> **Short exercise**
Search the listing below for the word "name" and copy each line that holds it.

-=-=-

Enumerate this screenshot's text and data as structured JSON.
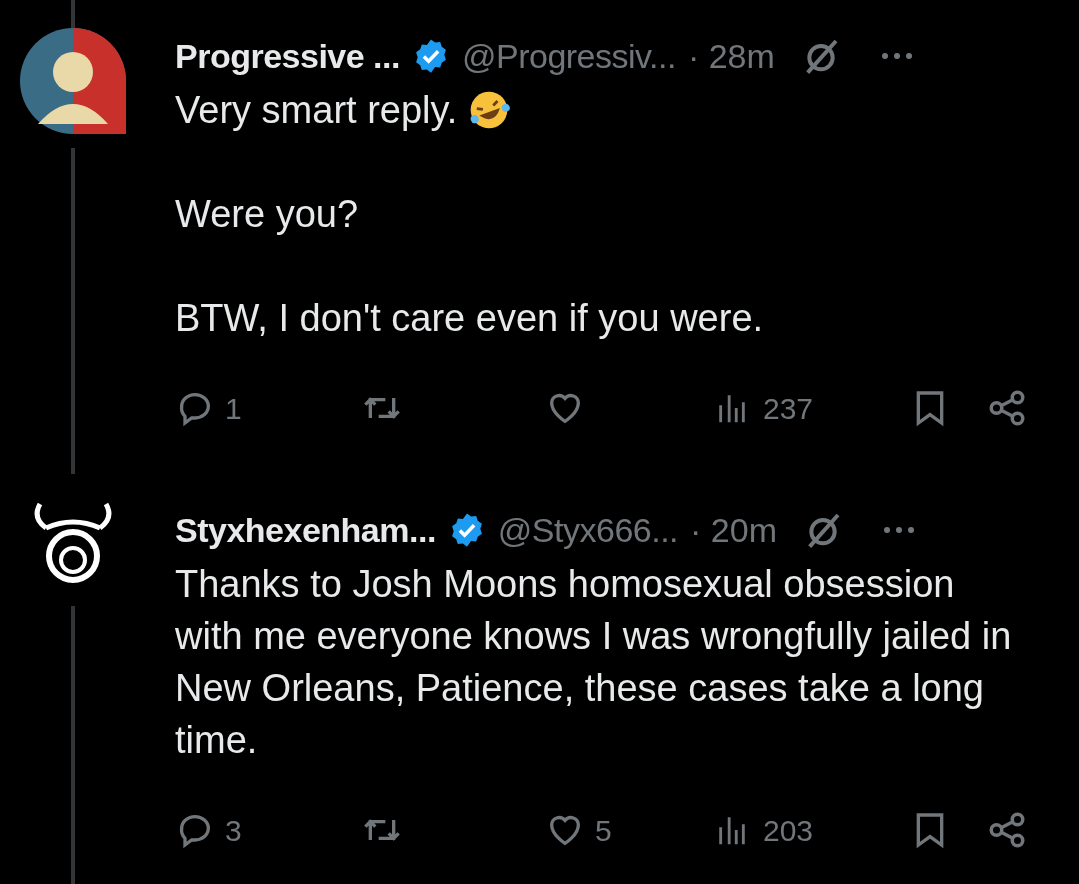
{
  "posts": [
    {
      "avatar": {
        "kind": "person"
      },
      "name": "Progressive ...",
      "verified": true,
      "handle": "@Progressiv...",
      "time": "· 28m",
      "body": [
        "Very smart reply.",
        "Were you?",
        "BTW, I don't care even if you were."
      ],
      "emoji_after_first": true,
      "replies": "1",
      "views": "237"
    },
    {
      "avatar": {
        "kind": "symbol"
      },
      "name": "Styxhexenham...",
      "verified": true,
      "handle": "@Styx666...",
      "time": "· 20m",
      "body": [
        "Thanks to Josh Moons homosexual obsession with me everyone knows I was wrongfully jailed in New Orleans, Patience, these cases take a long time."
      ],
      "emoji_after_first": false,
      "replies": "3",
      "likes": "5",
      "views": "203"
    }
  ]
}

-=-=-

> **Finished answer**
      "name": "Progressive ...",
      "name": "Styxhexenham...",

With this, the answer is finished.